Write out each entry again. Keep every word exactly as it is.

[Dataset rows about figures]

— Begin —

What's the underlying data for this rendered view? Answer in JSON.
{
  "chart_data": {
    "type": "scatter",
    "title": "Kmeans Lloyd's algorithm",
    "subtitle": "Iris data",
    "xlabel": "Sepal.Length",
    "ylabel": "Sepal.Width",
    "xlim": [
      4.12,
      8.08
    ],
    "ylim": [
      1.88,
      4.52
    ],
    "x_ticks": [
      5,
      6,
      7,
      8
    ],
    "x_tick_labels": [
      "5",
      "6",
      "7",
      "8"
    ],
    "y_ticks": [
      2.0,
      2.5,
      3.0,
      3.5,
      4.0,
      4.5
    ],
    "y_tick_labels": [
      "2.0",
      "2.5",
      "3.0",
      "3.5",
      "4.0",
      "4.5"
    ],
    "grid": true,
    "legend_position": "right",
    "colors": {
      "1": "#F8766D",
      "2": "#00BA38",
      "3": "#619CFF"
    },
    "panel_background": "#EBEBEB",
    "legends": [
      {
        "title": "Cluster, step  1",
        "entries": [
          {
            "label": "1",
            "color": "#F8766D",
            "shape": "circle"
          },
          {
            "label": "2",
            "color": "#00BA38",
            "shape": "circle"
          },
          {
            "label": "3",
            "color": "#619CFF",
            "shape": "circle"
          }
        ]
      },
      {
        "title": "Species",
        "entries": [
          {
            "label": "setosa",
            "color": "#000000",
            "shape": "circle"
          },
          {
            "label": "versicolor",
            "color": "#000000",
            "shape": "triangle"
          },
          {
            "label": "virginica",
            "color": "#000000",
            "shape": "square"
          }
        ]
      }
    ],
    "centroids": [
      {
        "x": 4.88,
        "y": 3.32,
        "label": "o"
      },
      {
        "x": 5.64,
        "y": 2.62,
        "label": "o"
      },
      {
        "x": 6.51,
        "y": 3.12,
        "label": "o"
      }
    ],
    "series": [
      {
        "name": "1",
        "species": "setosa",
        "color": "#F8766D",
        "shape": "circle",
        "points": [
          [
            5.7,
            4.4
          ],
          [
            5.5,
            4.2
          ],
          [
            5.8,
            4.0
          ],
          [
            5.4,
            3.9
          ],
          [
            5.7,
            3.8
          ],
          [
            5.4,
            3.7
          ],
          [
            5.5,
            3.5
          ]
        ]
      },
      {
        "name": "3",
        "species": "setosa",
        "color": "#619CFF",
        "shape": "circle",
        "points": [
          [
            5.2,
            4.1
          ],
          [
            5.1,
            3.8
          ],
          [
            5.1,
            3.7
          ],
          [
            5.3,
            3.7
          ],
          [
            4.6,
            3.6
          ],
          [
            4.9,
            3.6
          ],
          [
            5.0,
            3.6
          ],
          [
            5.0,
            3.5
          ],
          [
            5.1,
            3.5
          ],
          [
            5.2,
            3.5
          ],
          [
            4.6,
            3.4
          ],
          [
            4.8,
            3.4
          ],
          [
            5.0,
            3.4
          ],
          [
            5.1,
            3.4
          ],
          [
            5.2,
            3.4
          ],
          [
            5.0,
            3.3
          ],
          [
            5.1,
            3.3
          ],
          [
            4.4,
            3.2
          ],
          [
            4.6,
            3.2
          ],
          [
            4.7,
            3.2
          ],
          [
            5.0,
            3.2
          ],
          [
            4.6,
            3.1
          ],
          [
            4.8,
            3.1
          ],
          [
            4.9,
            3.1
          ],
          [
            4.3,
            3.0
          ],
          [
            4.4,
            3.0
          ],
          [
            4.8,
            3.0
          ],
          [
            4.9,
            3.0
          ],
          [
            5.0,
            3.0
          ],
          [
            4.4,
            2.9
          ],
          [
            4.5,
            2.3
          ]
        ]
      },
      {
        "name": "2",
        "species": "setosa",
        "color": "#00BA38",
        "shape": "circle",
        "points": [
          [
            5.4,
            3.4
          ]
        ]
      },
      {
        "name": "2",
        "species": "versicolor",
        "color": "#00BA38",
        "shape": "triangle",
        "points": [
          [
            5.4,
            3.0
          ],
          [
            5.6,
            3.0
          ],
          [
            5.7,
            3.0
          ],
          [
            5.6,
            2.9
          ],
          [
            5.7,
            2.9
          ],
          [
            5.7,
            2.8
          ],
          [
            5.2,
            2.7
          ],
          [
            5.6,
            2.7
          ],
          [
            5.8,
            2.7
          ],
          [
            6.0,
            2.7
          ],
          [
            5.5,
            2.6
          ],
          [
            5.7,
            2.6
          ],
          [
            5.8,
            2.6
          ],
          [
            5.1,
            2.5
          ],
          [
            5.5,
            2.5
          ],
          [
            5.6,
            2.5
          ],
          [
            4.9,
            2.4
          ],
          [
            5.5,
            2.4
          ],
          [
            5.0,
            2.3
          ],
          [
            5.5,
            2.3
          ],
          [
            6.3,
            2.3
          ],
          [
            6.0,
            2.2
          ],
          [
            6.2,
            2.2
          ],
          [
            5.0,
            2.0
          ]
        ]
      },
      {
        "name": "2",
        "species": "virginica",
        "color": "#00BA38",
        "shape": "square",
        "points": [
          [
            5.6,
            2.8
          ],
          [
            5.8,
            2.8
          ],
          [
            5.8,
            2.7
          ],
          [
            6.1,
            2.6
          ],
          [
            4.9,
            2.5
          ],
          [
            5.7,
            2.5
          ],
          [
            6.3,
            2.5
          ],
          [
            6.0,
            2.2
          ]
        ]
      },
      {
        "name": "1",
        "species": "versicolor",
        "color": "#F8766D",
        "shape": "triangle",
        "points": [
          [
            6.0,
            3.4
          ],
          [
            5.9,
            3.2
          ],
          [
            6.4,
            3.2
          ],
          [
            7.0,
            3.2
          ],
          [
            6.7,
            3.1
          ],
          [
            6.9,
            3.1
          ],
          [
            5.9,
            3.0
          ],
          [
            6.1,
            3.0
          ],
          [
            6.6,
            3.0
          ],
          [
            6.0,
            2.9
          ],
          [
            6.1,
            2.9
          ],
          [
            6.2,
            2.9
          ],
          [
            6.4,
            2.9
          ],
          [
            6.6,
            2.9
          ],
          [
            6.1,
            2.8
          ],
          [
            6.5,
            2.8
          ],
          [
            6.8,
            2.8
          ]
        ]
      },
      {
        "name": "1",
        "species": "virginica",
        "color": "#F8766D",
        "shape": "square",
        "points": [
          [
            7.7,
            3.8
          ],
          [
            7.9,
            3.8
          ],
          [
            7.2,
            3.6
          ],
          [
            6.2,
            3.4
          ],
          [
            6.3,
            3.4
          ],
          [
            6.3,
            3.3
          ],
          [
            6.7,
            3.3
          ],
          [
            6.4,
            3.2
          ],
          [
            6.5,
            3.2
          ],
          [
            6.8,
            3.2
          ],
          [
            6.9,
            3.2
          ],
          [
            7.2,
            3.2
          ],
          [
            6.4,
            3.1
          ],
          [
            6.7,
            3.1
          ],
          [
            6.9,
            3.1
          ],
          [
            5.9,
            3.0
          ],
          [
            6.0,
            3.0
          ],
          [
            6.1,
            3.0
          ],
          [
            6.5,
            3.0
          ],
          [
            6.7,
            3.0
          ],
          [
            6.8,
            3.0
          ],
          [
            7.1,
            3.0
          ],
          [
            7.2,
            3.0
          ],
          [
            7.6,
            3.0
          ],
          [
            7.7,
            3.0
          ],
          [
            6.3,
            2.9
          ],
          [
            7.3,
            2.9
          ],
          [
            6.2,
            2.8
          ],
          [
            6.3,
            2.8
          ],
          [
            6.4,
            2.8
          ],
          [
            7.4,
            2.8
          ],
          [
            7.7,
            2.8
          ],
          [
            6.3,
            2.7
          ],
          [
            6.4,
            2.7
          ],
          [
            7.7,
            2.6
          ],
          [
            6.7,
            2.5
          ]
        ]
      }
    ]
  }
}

— End —

» SOLUTION:
What's the underlying data for this rendered view? Answer in JSON.
{
  "chart_data": {
    "type": "scatter",
    "title": "Kmeans Lloyd's algorithm",
    "subtitle": "Iris data",
    "xlabel": "Sepal.Length",
    "ylabel": "Sepal.Width",
    "xlim": [
      4.12,
      8.08
    ],
    "ylim": [
      1.88,
      4.52
    ],
    "x_ticks": [
      5,
      6,
      7,
      8
    ],
    "x_tick_labels": [
      "5",
      "6",
      "7",
      "8"
    ],
    "y_ticks": [
      2.0,
      2.5,
      3.0,
      3.5,
      4.0,
      4.5
    ],
    "y_tick_labels": [
      "2.0",
      "2.5",
      "3.0",
      "3.5",
      "4.0",
      "4.5"
    ],
    "grid": true,
    "legend_position": "right",
    "colors": {
      "1": "#F8766D",
      "2": "#00BA38",
      "3": "#619CFF"
    },
    "panel_background": "#EBEBEB",
    "legends": [
      {
        "title": "Cluster, step  1",
        "entries": [
          {
            "label": "1",
            "color": "#F8766D",
            "shape": "circle"
          },
          {
            "label": "2",
            "color": "#00BA38",
            "shape": "circle"
          },
          {
            "label": "3",
            "color": "#619CFF",
            "shape": "circle"
          }
        ]
      },
      {
        "title": "Species",
        "entries": [
          {
            "label": "setosa",
            "color": "#000000",
            "shape": "circle"
          },
          {
            "label": "versicolor",
            "color": "#000000",
            "shape": "triangle"
          },
          {
            "label": "virginica",
            "color": "#000000",
            "shape": "square"
          }
        ]
      }
    ],
    "centroids": [
      {
        "x": 4.88,
        "y": 3.32,
        "label": "o"
      },
      {
        "x": 5.64,
        "y": 2.62,
        "label": "o"
      },
      {
        "x": 6.51,
        "y": 3.12,
        "label": "o"
      }
    ],
    "series": [
      {
        "name": "1",
        "species": "setosa",
        "color": "#F8766D",
        "shape": "circle",
        "points": [
          [
            5.7,
            4.4
          ],
          [
            5.5,
            4.2
          ],
          [
            5.8,
            4.0
          ],
          [
            5.4,
            3.9
          ],
          [
            5.7,
            3.8
          ],
          [
            5.4,
            3.7
          ],
          [
            5.5,
            3.5
          ]
        ]
      },
      {
        "name": "3",
        "species": "setosa",
        "color": "#619CFF",
        "shape": "circle",
        "points": [
          [
            5.2,
            4.1
          ],
          [
            5.1,
            3.8
          ],
          [
            5.1,
            3.7
          ],
          [
            5.3,
            3.7
          ],
          [
            4.6,
            3.6
          ],
          [
            4.9,
            3.6
          ],
          [
            5.0,
            3.6
          ],
          [
            5.0,
            3.5
          ],
          [
            5.1,
            3.5
          ],
          [
            5.2,
            3.5
          ],
          [
            4.6,
            3.4
          ],
          [
            4.8,
            3.4
          ],
          [
            5.0,
            3.4
          ],
          [
            5.1,
            3.4
          ],
          [
            5.2,
            3.4
          ],
          [
            5.0,
            3.3
          ],
          [
            5.1,
            3.3
          ],
          [
            4.4,
            3.2
          ],
          [
            4.6,
            3.2
          ],
          [
            4.7,
            3.2
          ],
          [
            5.0,
            3.2
          ],
          [
            4.6,
            3.1
          ],
          [
            4.8,
            3.1
          ],
          [
            4.9,
            3.1
          ],
          [
            4.3,
            3.0
          ],
          [
            4.4,
            3.0
          ],
          [
            4.8,
            3.0
          ],
          [
            4.9,
            3.0
          ],
          [
            5.0,
            3.0
          ],
          [
            4.4,
            2.9
          ],
          [
            4.5,
            2.3
          ]
        ]
      },
      {
        "name": "2",
        "species": "setosa",
        "color": "#00BA38",
        "shape": "circle",
        "points": [
          [
            5.4,
            3.4
          ]
        ]
      },
      {
        "name": "2",
        "species": "versicolor",
        "color": "#00BA38",
        "shape": "triangle",
        "points": [
          [
            5.4,
            3.0
          ],
          [
            5.6,
            3.0
          ],
          [
            5.7,
            3.0
          ],
          [
            5.6,
            2.9
          ],
          [
            5.7,
            2.9
          ],
          [
            5.7,
            2.8
          ],
          [
            5.2,
            2.7
          ],
          [
            5.6,
            2.7
          ],
          [
            5.8,
            2.7
          ],
          [
            6.0,
            2.7
          ],
          [
            5.5,
            2.6
          ],
          [
            5.7,
            2.6
          ],
          [
            5.8,
            2.6
          ],
          [
            5.1,
            2.5
          ],
          [
            5.5,
            2.5
          ],
          [
            5.6,
            2.5
          ],
          [
            4.9,
            2.4
          ],
          [
            5.5,
            2.4
          ],
          [
            5.0,
            2.3
          ],
          [
            5.5,
            2.3
          ],
          [
            6.3,
            2.3
          ],
          [
            6.0,
            2.2
          ],
          [
            6.2,
            2.2
          ],
          [
            5.0,
            2.0
          ]
        ]
      },
      {
        "name": "2",
        "species": "virginica",
        "color": "#00BA38",
        "shape": "square",
        "points": [
          [
            5.6,
            2.8
          ],
          [
            5.8,
            2.8
          ],
          [
            5.8,
            2.7
          ],
          [
            6.1,
            2.6
          ],
          [
            4.9,
            2.5
          ],
          [
            5.7,
            2.5
          ],
          [
            6.3,
            2.5
          ],
          [
            6.0,
            2.2
          ]
        ]
      },
      {
        "name": "1",
        "species": "versicolor",
        "color": "#F8766D",
        "shape": "triangle",
        "points": [
          [
            6.0,
            3.4
          ],
          [
            5.9,
            3.2
          ],
          [
            6.4,
            3.2
          ],
          [
            7.0,
            3.2
          ],
          [
            6.7,
            3.1
          ],
          [
            6.9,
            3.1
          ],
          [
            5.9,
            3.0
          ],
          [
            6.1,
            3.0
          ],
          [
            6.6,
            3.0
          ],
          [
            6.0,
            2.9
          ],
          [
            6.1,
            2.9
          ],
          [
            6.2,
            2.9
          ],
          [
            6.4,
            2.9
          ],
          [
            6.6,
            2.9
          ],
          [
            6.1,
            2.8
          ],
          [
            6.5,
            2.8
          ],
          [
            6.8,
            2.8
          ]
        ]
      },
      {
        "name": "1",
        "species": "virginica",
        "color": "#F8766D",
        "shape": "square",
        "points": [
          [
            7.7,
            3.8
          ],
          [
            7.9,
            3.8
          ],
          [
            7.2,
            3.6
          ],
          [
            6.2,
            3.4
          ],
          [
            6.3,
            3.4
          ],
          [
            6.3,
            3.3
          ],
          [
            6.7,
            3.3
          ],
          [
            6.4,
            3.2
          ],
          [
            6.5,
            3.2
          ],
          [
            6.8,
            3.2
          ],
          [
            6.9,
            3.2
          ],
          [
            7.2,
            3.2
          ],
          [
            6.4,
            3.1
          ],
          [
            6.7,
            3.1
          ],
          [
            6.9,
            3.1
          ],
          [
            5.9,
            3.0
          ],
          [
            6.0,
            3.0
          ],
          [
            6.1,
            3.0
          ],
          [
            6.5,
            3.0
          ],
          [
            6.7,
            3.0
          ],
          [
            6.8,
            3.0
          ],
          [
            7.1,
            3.0
          ],
          [
            7.2,
            3.0
          ],
          [
            7.6,
            3.0
          ],
          [
            7.7,
            3.0
          ],
          [
            6.3,
            2.9
          ],
          [
            7.3,
            2.9
          ],
          [
            6.2,
            2.8
          ],
          [
            6.3,
            2.8
          ],
          [
            6.4,
            2.8
          ],
          [
            7.4,
            2.8
          ],
          [
            7.7,
            2.8
          ],
          [
            6.3,
            2.7
          ],
          [
            6.4,
            2.7
          ],
          [
            7.7,
            2.6
          ],
          [
            6.7,
            2.5
          ]
        ]
      }
    ]
  }
}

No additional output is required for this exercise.